** START ENTRIES PROVIDED **
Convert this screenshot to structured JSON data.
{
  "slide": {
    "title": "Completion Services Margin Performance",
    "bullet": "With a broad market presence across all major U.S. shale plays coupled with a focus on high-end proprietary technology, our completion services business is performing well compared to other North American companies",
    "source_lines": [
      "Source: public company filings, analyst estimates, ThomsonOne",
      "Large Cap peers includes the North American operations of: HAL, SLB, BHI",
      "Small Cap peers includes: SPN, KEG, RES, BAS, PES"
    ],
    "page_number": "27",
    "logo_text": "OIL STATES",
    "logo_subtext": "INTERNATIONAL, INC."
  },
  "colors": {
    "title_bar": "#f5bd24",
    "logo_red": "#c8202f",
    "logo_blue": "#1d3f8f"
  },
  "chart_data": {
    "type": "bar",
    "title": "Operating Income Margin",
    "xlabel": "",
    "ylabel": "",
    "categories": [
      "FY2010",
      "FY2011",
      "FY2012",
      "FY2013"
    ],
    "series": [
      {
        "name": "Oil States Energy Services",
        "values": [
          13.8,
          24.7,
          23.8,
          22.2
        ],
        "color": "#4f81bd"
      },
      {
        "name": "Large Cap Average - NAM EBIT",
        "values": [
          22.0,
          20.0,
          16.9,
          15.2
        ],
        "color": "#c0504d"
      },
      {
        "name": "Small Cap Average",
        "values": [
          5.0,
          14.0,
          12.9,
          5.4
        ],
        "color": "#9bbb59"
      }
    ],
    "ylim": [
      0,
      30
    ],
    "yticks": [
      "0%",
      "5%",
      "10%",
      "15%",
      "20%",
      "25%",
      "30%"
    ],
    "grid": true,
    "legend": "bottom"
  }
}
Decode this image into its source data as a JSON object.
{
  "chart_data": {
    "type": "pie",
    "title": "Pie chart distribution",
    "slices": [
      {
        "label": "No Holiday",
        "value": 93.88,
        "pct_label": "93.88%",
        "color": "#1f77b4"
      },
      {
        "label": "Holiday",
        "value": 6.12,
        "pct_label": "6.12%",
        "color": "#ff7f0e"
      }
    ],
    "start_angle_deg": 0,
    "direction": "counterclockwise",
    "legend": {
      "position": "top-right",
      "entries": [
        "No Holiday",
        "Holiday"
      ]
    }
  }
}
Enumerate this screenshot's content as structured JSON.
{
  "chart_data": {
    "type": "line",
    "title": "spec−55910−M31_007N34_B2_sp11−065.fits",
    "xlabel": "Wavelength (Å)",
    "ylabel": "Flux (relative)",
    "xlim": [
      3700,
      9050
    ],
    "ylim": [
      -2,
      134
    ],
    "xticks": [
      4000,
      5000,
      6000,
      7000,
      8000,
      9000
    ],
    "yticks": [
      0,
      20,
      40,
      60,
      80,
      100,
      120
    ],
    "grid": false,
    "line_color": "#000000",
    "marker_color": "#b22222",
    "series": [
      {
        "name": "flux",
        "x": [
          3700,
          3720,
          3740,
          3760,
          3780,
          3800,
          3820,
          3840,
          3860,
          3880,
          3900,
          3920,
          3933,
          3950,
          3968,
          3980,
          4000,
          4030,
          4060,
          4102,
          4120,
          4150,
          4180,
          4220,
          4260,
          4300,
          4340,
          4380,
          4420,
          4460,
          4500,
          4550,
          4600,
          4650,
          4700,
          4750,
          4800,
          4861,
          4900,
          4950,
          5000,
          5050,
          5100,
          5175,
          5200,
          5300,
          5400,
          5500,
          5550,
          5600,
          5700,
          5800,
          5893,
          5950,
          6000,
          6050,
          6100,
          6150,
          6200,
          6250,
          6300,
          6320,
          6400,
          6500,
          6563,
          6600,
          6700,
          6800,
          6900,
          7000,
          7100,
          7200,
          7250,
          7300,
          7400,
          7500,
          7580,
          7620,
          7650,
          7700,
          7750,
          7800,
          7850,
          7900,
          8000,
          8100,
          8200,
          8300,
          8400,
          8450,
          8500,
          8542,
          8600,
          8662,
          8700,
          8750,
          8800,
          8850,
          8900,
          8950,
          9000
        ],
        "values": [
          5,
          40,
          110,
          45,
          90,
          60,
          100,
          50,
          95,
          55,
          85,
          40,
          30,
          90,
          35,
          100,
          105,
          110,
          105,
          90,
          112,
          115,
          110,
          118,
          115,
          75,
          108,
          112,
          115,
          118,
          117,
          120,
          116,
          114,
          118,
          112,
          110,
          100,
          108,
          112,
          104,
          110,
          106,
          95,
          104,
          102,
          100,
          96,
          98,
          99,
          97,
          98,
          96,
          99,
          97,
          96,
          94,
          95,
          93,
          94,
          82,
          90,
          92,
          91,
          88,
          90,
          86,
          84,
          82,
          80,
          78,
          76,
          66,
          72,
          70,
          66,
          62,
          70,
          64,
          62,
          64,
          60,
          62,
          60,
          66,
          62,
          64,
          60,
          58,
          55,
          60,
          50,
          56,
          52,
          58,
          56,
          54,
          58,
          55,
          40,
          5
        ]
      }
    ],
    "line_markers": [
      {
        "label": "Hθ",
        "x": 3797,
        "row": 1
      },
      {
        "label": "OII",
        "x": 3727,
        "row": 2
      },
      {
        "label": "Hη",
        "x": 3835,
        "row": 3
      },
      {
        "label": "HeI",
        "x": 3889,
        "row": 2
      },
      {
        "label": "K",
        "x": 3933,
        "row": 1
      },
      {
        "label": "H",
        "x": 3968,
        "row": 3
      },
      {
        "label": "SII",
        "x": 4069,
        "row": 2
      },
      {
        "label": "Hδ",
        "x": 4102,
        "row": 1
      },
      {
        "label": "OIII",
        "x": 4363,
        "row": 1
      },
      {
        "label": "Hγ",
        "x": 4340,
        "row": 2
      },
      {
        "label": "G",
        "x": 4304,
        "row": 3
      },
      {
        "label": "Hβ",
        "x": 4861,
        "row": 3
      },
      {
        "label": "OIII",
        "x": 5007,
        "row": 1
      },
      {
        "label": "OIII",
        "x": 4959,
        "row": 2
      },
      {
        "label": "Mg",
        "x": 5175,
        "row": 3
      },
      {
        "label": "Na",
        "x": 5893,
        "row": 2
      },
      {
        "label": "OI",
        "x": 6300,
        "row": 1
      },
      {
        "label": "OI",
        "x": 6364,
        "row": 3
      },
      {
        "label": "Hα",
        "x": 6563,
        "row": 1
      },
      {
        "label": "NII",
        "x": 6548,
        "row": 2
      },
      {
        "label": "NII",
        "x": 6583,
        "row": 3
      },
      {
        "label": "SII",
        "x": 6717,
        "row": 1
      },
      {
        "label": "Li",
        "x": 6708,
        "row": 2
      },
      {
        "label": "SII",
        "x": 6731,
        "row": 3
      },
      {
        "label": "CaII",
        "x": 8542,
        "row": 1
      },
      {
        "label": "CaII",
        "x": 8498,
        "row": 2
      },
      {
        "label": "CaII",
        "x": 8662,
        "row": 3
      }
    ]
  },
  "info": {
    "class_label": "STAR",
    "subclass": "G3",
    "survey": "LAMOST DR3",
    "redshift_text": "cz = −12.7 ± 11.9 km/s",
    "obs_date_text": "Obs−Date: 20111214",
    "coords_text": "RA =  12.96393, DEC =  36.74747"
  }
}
** END ENTRIES PROVIDED **
Output the listing above without altering a single character.

Convert this screenshot to structured JSON data.
{
  "slide": {
    "title": "Completion Services Margin Performance",
    "bullet": "With a broad market presence across all major U.S. shale plays coupled with a focus on high-end proprietary technology, our completion services business is performing well compared to other North American companies",
    "source_lines": [
      "Source: public company filings, analyst estimates, ThomsonOne",
      "Large Cap peers includes the North American operations of: HAL, SLB, BHI",
      "Small Cap peers includes: SPN, KEG, RES, BAS, PES"
    ],
    "page_number": "27",
    "logo_text": "OIL STATES",
    "logo_subtext": "INTERNATIONAL, INC."
  },
  "colors": {
    "title_bar": "#f5bd24",
    "logo_red": "#c8202f",
    "logo_blue": "#1d3f8f"
  },
  "chart_data": {
    "type": "bar",
    "title": "Operating Income Margin",
    "xlabel": "",
    "ylabel": "",
    "categories": [
      "FY2010",
      "FY2011",
      "FY2012",
      "FY2013"
    ],
    "series": [
      {
        "name": "Oil States Energy Services",
        "values": [
          13.8,
          24.7,
          23.8,
          22.2
        ],
        "color": "#4f81bd"
      },
      {
        "name": "Large Cap Average - NAM EBIT",
        "values": [
          22.0,
          20.0,
          16.9,
          15.2
        ],
        "color": "#c0504d"
      },
      {
        "name": "Small Cap Average",
        "values": [
          5.0,
          14.0,
          12.9,
          5.4
        ],
        "color": "#9bbb59"
      }
    ],
    "ylim": [
      0,
      30
    ],
    "yticks": [
      "0%",
      "5%",
      "10%",
      "15%",
      "20%",
      "25%",
      "30%"
    ],
    "grid": true,
    "legend": "bottom"
  }
}
Decode this image into its source data as a JSON object.
{
  "chart_data": {
    "type": "pie",
    "title": "Pie chart distribution",
    "slices": [
      {
        "label": "No Holiday",
        "value": 93.88,
        "pct_label": "93.88%",
        "color": "#1f77b4"
      },
      {
        "label": "Holiday",
        "value": 6.12,
        "pct_label": "6.12%",
        "color": "#ff7f0e"
      }
    ],
    "start_angle_deg": 0,
    "direction": "counterclockwise",
    "legend": {
      "position": "top-right",
      "entries": [
        "No Holiday",
        "Holiday"
      ]
    }
  }
}
Enumerate this screenshot's content as structured JSON.
{
  "chart_data": {
    "type": "line",
    "title": "spec−55910−M31_007N34_B2_sp11−065.fits",
    "xlabel": "Wavelength (Å)",
    "ylabel": "Flux (relative)",
    "xlim": [
      3700,
      9050
    ],
    "ylim": [
      -2,
      134
    ],
    "xticks": [
      4000,
      5000,
      6000,
      7000,
      8000,
      9000
    ],
    "yticks": [
      0,
      20,
      40,
      60,
      80,
      100,
      120
    ],
    "grid": false,
    "line_color": "#000000",
    "marker_color": "#b22222",
    "series": [
      {
        "name": "flux",
        "x": [
          3700,
          3720,
          3740,
          3760,
          3780,
          3800,
          3820,
          3840,
          3860,
          3880,
          3900,
          3920,
          3933,
          3950,
          3968,
          3980,
          4000,
          4030,
          4060,
          4102,
          4120,
          4150,
          4180,
          4220,
          4260,
          4300,
          4340,
          4380,
          4420,
          4460,
          4500,
          4550,
          4600,
          4650,
          4700,
          4750,
          4800,
          4861,
          4900,
          4950,
          5000,
          5050,
          5100,
          5175,
          5200,
          5300,
          5400,
          5500,
          5550,
          5600,
          5700,
          5800,
          5893,
          5950,
          6000,
          6050,
          6100,
          6150,
          6200,
          6250,
          6300,
          6320,
          6400,
          6500,
          6563,
          6600,
          6700,
          6800,
          6900,
          7000,
          7100,
          7200,
          7250,
          7300,
          7400,
          7500,
          7580,
          7620,
          7650,
          7700,
          7750,
          7800,
          7850,
          7900,
          8000,
          8100,
          8200,
          8300,
          8400,
          8450,
          8500,
          8542,
          8600,
          8662,
          8700,
          8750,
          8800,
          8850,
          8900,
          8950,
          9000
        ],
        "values": [
          5,
          40,
          110,
          45,
          90,
          60,
          100,
          50,
          95,
          55,
          85,
          40,
          30,
          90,
          35,
          100,
          105,
          110,
          105,
          90,
          112,
          115,
          110,
          118,
          115,
          75,
          108,
          112,
          115,
          118,
          117,
          120,
          116,
          114,
          118,
          112,
          110,
          100,
          108,
          112,
          104,
          110,
          106,
          95,
          104,
          102,
          100,
          96,
          98,
          99,
          97,
          98,
          96,
          99,
          97,
          96,
          94,
          95,
          93,
          94,
          82,
          90,
          92,
          91,
          88,
          90,
          86,
          84,
          82,
          80,
          78,
          76,
          66,
          72,
          70,
          66,
          62,
          70,
          64,
          62,
          64,
          60,
          62,
          60,
          66,
          62,
          64,
          60,
          58,
          55,
          60,
          50,
          56,
          52,
          58,
          56,
          54,
          58,
          55,
          40,
          5
        ]
      }
    ],
    "line_markers": [
      {
        "label": "Hθ",
        "x": 3797,
        "row": 1
      },
      {
        "label": "OII",
        "x": 3727,
        "row": 2
      },
      {
        "label": "Hη",
        "x": 3835,
        "row": 3
      },
      {
        "label": "HeI",
        "x": 3889,
        "row": 2
      },
      {
        "label": "K",
        "x": 3933,
        "row": 1
      },
      {
        "label": "H",
        "x": 3968,
        "row": 3
      },
      {
        "label": "SII",
        "x": 4069,
        "row": 2
      },
      {
        "label": "Hδ",
        "x": 4102,
        "row": 1
      },
      {
        "label": "OIII",
        "x": 4363,
        "row": 1
      },
      {
        "label": "Hγ",
        "x": 4340,
        "row": 2
      },
      {
        "label": "G",
        "x": 4304,
        "row": 3
      },
      {
        "label": "Hβ",
        "x": 4861,
        "row": 3
      },
      {
        "label": "OIII",
        "x": 5007,
        "row": 1
      },
      {
        "label": "OIII",
        "x": 4959,
        "row": 2
      },
      {
        "label": "Mg",
        "x": 5175,
        "row": 3
      },
      {
        "label": "Na",
        "x": 5893,
        "row": 2
      },
      {
        "label": "OI",
        "x": 6300,
        "row": 1
      },
      {
        "label": "OI",
        "x": 6364,
        "row": 3
      },
      {
        "label": "Hα",
        "x": 6563,
        "row": 1
      },
      {
        "label": "NII",
        "x": 6548,
        "row": 2
      },
      {
        "label": "NII",
        "x": 6583,
        "row": 3
      },
      {
        "label": "SII",
        "x": 6717,
        "row": 1
      },
      {
        "label": "Li",
        "x": 6708,
        "row": 2
      },
      {
        "label": "SII",
        "x": 6731,
        "row": 3
      },
      {
        "label": "CaII",
        "x": 8542,
        "row": 1
      },
      {
        "label": "CaII",
        "x": 8498,
        "row": 2
      },
      {
        "label": "CaII",
        "x": 8662,
        "row": 3
      }
    ]
  },
  "info": {
    "class_label": "STAR",
    "subclass": "G3",
    "survey": "LAMOST DR3",
    "redshift_text": "cz = −12.7 ± 11.9 km/s",
    "obs_date_text": "Obs−Date: 20111214",
    "coords_text": "RA =  12.96393, DEC =  36.74747"
  }
}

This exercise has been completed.